EXERCISE TASK:
Write out all the material exactly. Leave nothing out.

(Stored data entries)
···

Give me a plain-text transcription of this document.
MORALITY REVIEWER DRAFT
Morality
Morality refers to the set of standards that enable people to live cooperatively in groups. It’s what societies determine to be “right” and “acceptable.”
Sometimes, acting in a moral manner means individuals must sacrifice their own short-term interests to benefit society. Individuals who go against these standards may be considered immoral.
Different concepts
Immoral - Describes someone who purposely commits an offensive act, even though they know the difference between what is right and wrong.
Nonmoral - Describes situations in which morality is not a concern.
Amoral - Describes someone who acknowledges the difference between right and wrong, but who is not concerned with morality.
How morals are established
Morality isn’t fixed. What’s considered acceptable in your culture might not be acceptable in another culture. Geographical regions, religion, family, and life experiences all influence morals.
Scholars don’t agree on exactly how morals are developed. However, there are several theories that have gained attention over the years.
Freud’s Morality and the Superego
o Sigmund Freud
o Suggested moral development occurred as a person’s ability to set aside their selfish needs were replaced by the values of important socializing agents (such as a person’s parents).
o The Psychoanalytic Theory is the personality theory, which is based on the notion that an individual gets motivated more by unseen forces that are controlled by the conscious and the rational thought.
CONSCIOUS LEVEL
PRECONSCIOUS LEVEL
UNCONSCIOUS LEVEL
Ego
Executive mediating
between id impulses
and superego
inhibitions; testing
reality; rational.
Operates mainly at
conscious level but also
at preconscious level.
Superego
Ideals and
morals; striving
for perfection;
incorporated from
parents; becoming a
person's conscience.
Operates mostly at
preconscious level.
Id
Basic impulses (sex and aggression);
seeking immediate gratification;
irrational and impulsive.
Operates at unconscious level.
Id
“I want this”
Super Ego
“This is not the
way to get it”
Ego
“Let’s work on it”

···

THE SOLUTION:
Give me a plain-text transcription of this document.
MORALITY REVIEWER DRAFT
Morality
Morality refers to the set of standards that enable people to live cooperatively in groups. It’s what societies determine to be “right” and “acceptable.”
Sometimes, acting in a moral manner means individuals must sacrifice their own short-term interests to benefit society. Individuals who go against these standards may be considered immoral.
Different concepts
Immoral - Describes someone who purposely commits an offensive act, even though they know the difference between what is right and wrong.
Nonmoral - Describes situations in which morality is not a concern.
Amoral - Describes someone who acknowledges the difference between right and wrong, but who is not concerned with morality.
How morals are established
Morality isn’t fixed. What’s considered acceptable in your culture might not be acceptable in another culture. Geographical regions, religion, family, and life experiences all influence morals.
Scholars don’t agree on exactly how morals are developed. However, there are several theories that have gained attention over the years.
Freud’s Morality and the Superego
o Sigmund Freud
o Suggested moral development occurred as a person’s ability to set aside their selfish needs were replaced by the values of important socializing agents (such as a person’s parents).
o The Psychoanalytic Theory is the personality theory, which is based on the notion that an individual gets motivated more by unseen forces that are controlled by the conscious and the rational thought.
CONSCIOUS LEVEL
PRECONSCIOUS LEVEL
UNCONSCIOUS LEVEL
Ego
Executive mediating
between id impulses
and superego
inhibitions; testing
reality; rational.
Operates mainly at
conscious level but also
at preconscious level.
Superego
Ideals and
morals; striving
for perfection;
incorporated from
parents; becoming a
person's conscience.
Operates mostly at
preconscious level.
Id
Basic impulses (sex and aggression);
seeking immediate gratification;
irrational and impulsive.
Operates at unconscious level.
Id
“I want this”
Super Ego
“This is not the
way to get it”
Ego
“Let’s work on it”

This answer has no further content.